• [Work to be completed]
Reproduce each line that includes the word "Настройка".

• [Given records]
:::
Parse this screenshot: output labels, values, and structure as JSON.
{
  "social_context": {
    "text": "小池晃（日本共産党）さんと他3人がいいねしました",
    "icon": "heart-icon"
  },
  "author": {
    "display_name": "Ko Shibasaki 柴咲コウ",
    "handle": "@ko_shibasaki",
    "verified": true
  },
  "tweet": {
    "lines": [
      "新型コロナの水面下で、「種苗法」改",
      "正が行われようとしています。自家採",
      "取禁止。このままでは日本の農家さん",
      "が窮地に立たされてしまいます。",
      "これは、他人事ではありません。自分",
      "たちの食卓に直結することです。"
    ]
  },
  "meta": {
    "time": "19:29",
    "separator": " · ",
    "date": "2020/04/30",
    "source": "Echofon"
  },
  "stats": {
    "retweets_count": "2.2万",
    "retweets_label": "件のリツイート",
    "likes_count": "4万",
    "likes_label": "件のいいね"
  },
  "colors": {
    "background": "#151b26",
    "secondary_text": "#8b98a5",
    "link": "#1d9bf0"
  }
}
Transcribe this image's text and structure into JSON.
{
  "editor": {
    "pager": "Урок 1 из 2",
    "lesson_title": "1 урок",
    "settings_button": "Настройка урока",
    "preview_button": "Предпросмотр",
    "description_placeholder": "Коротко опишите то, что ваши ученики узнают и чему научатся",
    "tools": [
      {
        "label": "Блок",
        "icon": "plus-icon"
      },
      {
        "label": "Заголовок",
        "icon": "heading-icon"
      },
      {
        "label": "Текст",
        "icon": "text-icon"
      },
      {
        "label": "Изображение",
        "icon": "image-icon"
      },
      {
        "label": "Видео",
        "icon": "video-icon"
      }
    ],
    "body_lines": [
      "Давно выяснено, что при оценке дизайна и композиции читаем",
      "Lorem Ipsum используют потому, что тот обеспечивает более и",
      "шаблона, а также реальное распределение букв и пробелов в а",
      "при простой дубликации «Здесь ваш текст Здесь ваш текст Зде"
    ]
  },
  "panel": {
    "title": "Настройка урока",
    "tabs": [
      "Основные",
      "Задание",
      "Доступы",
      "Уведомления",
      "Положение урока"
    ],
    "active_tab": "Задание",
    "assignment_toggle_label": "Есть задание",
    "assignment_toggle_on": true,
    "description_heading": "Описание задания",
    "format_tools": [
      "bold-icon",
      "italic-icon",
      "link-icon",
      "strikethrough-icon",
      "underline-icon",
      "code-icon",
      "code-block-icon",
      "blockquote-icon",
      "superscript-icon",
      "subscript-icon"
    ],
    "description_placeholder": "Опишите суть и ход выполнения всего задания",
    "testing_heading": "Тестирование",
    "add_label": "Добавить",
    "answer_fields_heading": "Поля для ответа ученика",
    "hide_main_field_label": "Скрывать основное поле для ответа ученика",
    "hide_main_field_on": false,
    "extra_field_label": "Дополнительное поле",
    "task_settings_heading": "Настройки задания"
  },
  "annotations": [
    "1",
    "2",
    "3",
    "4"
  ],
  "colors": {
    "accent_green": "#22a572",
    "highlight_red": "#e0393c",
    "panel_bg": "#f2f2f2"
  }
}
:::
• [Solution]
    "settings_button": "Настройка урока",
    "title": "Настройка урока",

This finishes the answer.